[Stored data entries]
★ ★ ★ ★ ★ ★ ★

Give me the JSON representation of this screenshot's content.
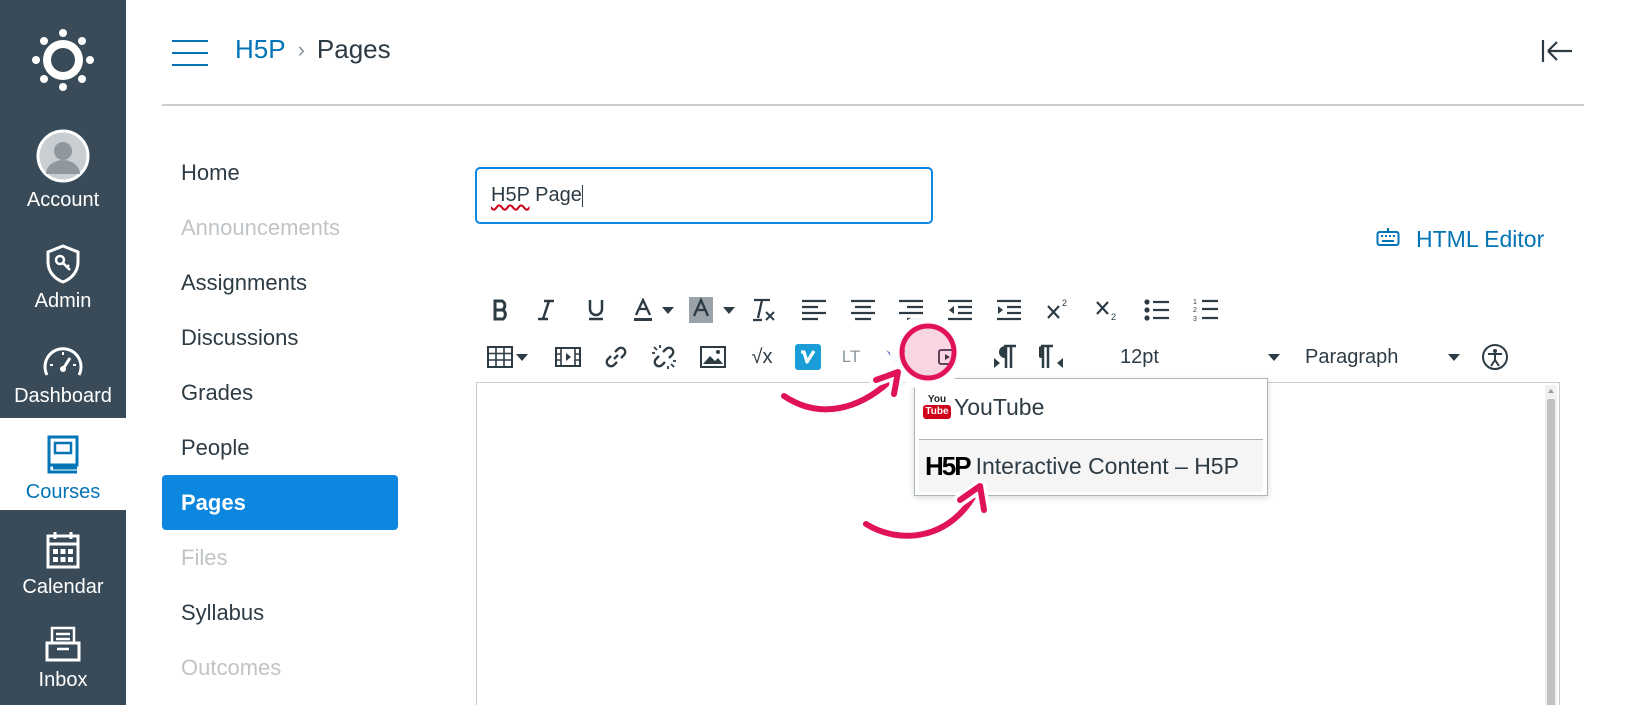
{
  "global_nav": {
    "items": [
      {
        "label": "Account",
        "icon": "avatar-icon"
      },
      {
        "label": "Admin",
        "icon": "shield-icon"
      },
      {
        "label": "Dashboard",
        "icon": "speedometer-icon"
      },
      {
        "label": "Courses",
        "icon": "book-icon",
        "active": true
      },
      {
        "label": "Calendar",
        "icon": "calendar-icon"
      },
      {
        "label": "Inbox",
        "icon": "inbox-icon"
      }
    ]
  },
  "breadcrumb": {
    "course": "H5P",
    "separator": "›",
    "current": "Pages"
  },
  "course_nav": {
    "items": [
      {
        "label": "Home",
        "state": "normal"
      },
      {
        "label": "Announcements",
        "state": "disabled"
      },
      {
        "label": "Assignments",
        "state": "normal"
      },
      {
        "label": "Discussions",
        "state": "normal"
      },
      {
        "label": "Grades",
        "state": "normal"
      },
      {
        "label": "People",
        "state": "normal"
      },
      {
        "label": "Pages",
        "state": "active"
      },
      {
        "label": "Files",
        "state": "disabled"
      },
      {
        "label": "Syllabus",
        "state": "normal"
      },
      {
        "label": "Outcomes",
        "state": "disabled"
      }
    ]
  },
  "editor": {
    "title_value_misspelled": "H5P",
    "title_value_rest": " Page",
    "html_editor_label": "HTML Editor",
    "font_size": "12pt",
    "block_format": "Paragraph",
    "sqrt_label": "√x",
    "ltr_label": "LT"
  },
  "dropdown": {
    "items": [
      {
        "label": "YouTube",
        "icon": "youtube-icon"
      },
      {
        "label": "Interactive Content – H5P",
        "icon": "h5p-icon"
      }
    ],
    "youtube_logo_top": "You",
    "youtube_logo_bottom": "Tube",
    "h5p_logo_text": "H5P"
  },
  "colors": {
    "nav_bg": "#394b58",
    "brand_blue": "#0374b5",
    "active_blue": "#0b87e0",
    "annotation_pink": "#e0135a"
  }
}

★ ★ ★ ★ ★ ★ ★

What needs to be done = Copy the data exactly. Any picture it contains is to be omitted.

Response to the task =
Give me the JSON representation of this screenshot's content.
{
  "global_nav": {
    "items": [
      {
        "label": "Account",
        "icon": "avatar-icon"
      },
      {
        "label": "Admin",
        "icon": "shield-icon"
      },
      {
        "label": "Dashboard",
        "icon": "speedometer-icon"
      },
      {
        "label": "Courses",
        "icon": "book-icon",
        "active": true
      },
      {
        "label": "Calendar",
        "icon": "calendar-icon"
      },
      {
        "label": "Inbox",
        "icon": "inbox-icon"
      }
    ]
  },
  "breadcrumb": {
    "course": "H5P",
    "separator": "›",
    "current": "Pages"
  },
  "course_nav": {
    "items": [
      {
        "label": "Home",
        "state": "normal"
      },
      {
        "label": "Announcements",
        "state": "disabled"
      },
      {
        "label": "Assignments",
        "state": "normal"
      },
      {
        "label": "Discussions",
        "state": "normal"
      },
      {
        "label": "Grades",
        "state": "normal"
      },
      {
        "label": "People",
        "state": "normal"
      },
      {
        "label": "Pages",
        "state": "active"
      },
      {
        "label": "Files",
        "state": "disabled"
      },
      {
        "label": "Syllabus",
        "state": "normal"
      },
      {
        "label": "Outcomes",
        "state": "disabled"
      }
    ]
  },
  "editor": {
    "title_value_misspelled": "H5P",
    "title_value_rest": " Page",
    "html_editor_label": "HTML Editor",
    "font_size": "12pt",
    "block_format": "Paragraph",
    "sqrt_label": "√x",
    "ltr_label": "LT"
  },
  "dropdown": {
    "items": [
      {
        "label": "YouTube",
        "icon": "youtube-icon"
      },
      {
        "label": "Interactive Content – H5P",
        "icon": "h5p-icon"
      }
    ],
    "youtube_logo_top": "You",
    "youtube_logo_bottom": "Tube",
    "h5p_logo_text": "H5P"
  },
  "colors": {
    "nav_bg": "#394b58",
    "brand_blue": "#0374b5",
    "active_blue": "#0b87e0",
    "annotation_pink": "#e0135a"
  }
}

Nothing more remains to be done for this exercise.